• Testo estratto:
=-=-=-=-=
Ecco allora che per questa stagione estiva Breuil-Cervinia si è data una scossa: ricostruirsi l’immagine di località montana al top per alpinisti ed escursionisti. L’idea di questo rilancio è venuta a colui che è diventato poi anche testimonial dell’estate 2019: Hervé Barmasse, uno degli alpinisti italiani più attivi e mediatici del momento. Figlio d’arte - il padre Marco è pure lui alpinista e guida alpina - Hervé ha scalato più volte il Cervino aprendo anche vie nuove, è stato protagonista più volte di spedizioni sui monti in Himalaya, cura conferenze ed è ospite d’onore da alcuni anni al Festival di Trento.
 
L’idea per rilanciare il turismo estivo al Breuil è stata quella di promuovere alla fine di luglio la Settimana del Cervino (la settimana deve comprendere il giorno 17, giorno della prima salita italiana, nel 1865), sette giorni di eventi nei quali turisti e alpinisti hanno avuto modo di frequentare incontri letterari, concerti, partecipare ad escursioni e soggiornare nelle strutture alberghiere a prezzi concorrenziali. La settimana del 2019 è stata la numero zero, la prova generale. Ma visto il successo dell’iniziativa confermato dal Consorzio turistico e dagli esercenti si ripeterà negli anni.
=-=-=-=-=
• Dati registrati:
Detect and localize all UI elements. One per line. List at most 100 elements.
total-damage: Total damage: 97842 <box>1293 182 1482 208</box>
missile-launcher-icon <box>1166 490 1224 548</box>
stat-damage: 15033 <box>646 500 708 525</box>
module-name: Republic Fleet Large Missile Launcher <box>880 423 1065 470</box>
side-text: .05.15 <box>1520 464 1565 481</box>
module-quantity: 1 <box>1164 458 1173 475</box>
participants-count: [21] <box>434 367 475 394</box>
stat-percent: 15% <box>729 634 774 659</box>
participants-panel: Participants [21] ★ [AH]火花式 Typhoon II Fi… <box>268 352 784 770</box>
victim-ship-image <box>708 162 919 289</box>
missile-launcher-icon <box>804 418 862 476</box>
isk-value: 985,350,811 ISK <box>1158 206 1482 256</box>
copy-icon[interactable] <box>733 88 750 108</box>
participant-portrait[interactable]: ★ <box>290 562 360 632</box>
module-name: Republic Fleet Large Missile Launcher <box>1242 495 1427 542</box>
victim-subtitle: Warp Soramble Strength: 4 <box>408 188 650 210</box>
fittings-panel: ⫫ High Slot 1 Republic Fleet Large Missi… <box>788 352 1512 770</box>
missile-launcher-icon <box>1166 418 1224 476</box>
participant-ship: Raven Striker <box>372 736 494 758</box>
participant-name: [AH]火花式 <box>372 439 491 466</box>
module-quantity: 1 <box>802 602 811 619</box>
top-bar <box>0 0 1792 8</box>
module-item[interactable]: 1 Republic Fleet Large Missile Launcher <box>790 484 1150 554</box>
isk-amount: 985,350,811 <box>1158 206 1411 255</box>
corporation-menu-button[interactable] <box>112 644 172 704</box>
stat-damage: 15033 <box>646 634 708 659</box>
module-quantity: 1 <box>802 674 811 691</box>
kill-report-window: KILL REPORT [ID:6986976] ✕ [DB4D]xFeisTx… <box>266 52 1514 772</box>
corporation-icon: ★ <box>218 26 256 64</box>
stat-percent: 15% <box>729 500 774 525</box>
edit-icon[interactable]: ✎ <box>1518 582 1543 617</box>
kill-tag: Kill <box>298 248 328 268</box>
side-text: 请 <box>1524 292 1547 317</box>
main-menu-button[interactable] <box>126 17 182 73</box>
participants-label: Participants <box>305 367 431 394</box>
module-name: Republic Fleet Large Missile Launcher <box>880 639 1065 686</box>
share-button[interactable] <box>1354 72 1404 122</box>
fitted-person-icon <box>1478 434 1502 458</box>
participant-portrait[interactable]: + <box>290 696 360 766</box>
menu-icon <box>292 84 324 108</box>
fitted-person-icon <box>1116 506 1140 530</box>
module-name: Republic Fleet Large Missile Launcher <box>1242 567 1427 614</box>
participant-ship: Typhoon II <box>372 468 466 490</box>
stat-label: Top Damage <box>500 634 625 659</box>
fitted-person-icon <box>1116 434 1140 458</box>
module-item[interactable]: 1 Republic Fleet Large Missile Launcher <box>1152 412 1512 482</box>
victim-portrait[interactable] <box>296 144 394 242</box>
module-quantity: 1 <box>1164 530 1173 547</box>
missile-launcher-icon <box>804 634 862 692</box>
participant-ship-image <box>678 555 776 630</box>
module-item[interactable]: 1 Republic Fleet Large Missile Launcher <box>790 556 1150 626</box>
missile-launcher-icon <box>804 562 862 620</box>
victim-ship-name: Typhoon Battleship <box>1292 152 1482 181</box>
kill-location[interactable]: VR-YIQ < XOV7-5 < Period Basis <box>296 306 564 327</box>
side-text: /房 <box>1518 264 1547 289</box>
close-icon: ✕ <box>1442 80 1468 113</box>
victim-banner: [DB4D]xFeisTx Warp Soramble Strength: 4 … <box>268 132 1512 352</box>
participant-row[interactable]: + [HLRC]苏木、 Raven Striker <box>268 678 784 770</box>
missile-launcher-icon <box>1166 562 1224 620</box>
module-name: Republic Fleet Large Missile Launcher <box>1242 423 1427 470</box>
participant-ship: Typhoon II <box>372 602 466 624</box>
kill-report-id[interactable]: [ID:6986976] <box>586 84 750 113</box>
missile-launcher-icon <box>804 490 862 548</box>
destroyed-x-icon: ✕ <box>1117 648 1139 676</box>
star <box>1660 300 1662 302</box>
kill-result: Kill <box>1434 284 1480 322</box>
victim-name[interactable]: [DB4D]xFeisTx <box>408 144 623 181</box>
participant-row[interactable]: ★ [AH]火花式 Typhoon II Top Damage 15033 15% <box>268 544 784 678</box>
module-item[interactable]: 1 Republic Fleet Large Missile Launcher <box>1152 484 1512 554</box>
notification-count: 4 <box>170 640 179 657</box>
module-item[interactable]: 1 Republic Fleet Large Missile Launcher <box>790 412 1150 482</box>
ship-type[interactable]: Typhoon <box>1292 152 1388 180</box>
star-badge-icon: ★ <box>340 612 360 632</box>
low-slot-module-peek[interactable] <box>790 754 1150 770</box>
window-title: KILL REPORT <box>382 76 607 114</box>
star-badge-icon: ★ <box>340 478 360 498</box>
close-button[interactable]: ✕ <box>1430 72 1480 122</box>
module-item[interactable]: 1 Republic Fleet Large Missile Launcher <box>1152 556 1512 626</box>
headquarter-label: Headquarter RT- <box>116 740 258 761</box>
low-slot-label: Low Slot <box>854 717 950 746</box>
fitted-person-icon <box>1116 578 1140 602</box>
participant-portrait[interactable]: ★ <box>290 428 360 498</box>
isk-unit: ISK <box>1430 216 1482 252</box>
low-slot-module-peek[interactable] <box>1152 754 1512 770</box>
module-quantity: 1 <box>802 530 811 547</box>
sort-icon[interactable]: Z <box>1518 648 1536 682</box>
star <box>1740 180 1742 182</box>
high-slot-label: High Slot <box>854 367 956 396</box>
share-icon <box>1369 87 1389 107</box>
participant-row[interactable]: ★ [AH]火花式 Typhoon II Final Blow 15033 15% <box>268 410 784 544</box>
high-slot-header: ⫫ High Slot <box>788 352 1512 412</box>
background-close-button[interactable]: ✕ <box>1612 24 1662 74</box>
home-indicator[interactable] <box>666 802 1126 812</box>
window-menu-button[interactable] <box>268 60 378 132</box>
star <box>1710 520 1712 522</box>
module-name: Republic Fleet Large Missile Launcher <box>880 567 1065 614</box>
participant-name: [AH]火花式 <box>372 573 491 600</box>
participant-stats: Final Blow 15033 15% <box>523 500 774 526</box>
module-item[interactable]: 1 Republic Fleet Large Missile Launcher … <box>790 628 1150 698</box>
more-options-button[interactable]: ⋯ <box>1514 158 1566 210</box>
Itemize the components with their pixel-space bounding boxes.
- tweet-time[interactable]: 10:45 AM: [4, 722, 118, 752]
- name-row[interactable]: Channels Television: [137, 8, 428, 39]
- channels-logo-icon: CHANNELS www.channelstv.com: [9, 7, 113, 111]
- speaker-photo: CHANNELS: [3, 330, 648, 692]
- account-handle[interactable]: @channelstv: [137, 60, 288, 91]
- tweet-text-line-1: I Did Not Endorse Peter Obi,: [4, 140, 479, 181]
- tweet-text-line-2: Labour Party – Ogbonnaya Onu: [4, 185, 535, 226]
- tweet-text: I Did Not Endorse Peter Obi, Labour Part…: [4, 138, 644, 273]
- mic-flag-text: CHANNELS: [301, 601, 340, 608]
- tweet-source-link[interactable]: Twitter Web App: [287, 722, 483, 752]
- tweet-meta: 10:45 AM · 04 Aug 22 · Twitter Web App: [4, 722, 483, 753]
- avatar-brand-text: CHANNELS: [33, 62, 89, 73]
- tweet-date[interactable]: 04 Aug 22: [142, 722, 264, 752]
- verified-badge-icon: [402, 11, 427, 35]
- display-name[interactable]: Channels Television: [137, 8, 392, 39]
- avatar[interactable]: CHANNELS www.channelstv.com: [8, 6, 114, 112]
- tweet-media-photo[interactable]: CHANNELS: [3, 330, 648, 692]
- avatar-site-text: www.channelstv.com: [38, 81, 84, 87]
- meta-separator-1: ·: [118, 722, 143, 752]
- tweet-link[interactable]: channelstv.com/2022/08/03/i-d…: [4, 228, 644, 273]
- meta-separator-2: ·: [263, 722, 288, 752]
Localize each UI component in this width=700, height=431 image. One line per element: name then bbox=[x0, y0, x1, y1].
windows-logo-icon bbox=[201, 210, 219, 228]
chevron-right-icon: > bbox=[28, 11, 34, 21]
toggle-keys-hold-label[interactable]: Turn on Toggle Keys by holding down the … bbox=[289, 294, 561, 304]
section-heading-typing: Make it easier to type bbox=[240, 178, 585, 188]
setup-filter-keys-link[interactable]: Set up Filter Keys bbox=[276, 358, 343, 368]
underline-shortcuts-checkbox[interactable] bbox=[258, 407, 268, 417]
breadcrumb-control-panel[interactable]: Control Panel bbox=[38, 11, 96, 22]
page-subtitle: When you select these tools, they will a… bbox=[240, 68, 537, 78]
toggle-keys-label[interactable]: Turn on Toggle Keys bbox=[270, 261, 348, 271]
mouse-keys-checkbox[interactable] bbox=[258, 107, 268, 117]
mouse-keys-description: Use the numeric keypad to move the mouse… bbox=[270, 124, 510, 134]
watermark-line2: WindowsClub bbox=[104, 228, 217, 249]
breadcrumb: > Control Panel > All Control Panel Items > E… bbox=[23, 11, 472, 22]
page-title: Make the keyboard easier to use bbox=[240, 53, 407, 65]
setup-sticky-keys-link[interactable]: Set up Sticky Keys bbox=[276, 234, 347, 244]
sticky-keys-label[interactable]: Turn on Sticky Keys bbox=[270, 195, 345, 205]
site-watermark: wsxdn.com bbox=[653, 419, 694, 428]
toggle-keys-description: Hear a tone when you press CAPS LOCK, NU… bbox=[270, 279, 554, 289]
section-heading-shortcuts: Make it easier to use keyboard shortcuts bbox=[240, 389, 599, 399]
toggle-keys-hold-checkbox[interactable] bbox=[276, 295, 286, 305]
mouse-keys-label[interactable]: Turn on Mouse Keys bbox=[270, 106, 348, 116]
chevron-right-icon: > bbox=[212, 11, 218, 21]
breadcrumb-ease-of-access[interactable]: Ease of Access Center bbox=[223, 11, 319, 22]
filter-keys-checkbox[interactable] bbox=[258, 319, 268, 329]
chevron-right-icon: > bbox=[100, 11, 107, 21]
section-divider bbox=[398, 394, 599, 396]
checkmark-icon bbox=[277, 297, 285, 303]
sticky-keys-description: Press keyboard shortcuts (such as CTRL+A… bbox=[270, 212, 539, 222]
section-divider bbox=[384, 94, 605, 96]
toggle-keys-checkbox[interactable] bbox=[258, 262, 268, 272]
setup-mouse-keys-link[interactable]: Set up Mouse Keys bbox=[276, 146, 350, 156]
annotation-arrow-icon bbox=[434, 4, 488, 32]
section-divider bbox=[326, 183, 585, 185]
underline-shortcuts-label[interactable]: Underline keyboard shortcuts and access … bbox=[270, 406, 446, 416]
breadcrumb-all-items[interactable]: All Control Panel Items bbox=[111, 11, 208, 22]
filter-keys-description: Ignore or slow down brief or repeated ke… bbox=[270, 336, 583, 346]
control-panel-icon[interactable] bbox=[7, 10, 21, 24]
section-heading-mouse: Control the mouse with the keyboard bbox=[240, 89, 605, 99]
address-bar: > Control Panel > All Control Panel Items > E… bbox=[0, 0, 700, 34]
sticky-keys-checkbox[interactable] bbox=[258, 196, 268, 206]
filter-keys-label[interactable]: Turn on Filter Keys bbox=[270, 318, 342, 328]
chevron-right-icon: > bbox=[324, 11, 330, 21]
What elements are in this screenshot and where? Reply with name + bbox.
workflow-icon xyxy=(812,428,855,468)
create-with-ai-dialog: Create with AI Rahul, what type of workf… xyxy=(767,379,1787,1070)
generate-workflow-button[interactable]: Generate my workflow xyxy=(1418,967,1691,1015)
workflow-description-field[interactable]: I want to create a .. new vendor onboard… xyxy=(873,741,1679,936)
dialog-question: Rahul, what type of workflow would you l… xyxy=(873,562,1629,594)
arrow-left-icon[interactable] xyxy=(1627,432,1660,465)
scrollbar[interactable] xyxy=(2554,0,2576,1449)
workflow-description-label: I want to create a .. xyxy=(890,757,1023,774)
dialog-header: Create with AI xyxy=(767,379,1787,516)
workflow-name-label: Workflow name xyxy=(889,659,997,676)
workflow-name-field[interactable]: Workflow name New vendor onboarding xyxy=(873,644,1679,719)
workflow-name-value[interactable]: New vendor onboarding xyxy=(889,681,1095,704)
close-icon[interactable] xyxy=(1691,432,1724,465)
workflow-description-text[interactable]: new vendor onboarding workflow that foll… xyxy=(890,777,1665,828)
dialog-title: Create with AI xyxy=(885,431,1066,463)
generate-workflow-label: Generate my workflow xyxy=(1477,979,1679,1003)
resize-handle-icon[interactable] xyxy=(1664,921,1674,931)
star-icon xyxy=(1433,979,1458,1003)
=-=-=-=-=
• Cosa fare: Riprendi il testo su Breuil-Cervinia e proseguilo dopo l'ultima frase riportata. Le righe non hanno alcun legame con il testo su Breuil-Cervinia.

• Risposta qui sotto:
Hervé Barmasse - foto Marco Spataro
 
SUI SENTIERI AI PIEDI DEL CERVINO
Ora che agosto è alle porte Breuil-Cervinia invita quindi gli appassionati a recarsi ai piedi del Cervino per godere del suo affascinante panorama e per seguire gli eventi in programma. Per esempio il Cervino Cinemountain festival dal 3 all’11 agosto è una rassegna di film sulla montagna provenienti da tutto il mondo (in proiezione i celebri Free solo e The Dawn wall), tra cui varie opere vincitrici di festival analoghi, con vari alpinisti ospiti tra cui il mitico Kurt Diemberger, Nives Neroi e Romano Benet. Non mancano poi concerti e incontri letterari al Breuil e nel capoluogo Valtournenche.
 
La parte del leone dell’estate a Cervinia la fa comunque il Cervino, quando non si nasconde dietro alle nuvole. E per ammirarlo non c’è altro da fare che salire in sella alla mountain-bike o calzare gli scarponi e risalire i sentieri che gli fanno corona. Qualunque itinerario a piedi riserva panorami mozzafiato sulla montagna che giustamente è stata battezzata il più nobile scoglio d’Europa! Salire al Plan Maison, al rifugio Duca degli Abruzzi all’Oriondé o più semplicemente portarsi al Lago Blu e rimanere estasiati dal panorama dominato sempre da sua maestà il Cervino...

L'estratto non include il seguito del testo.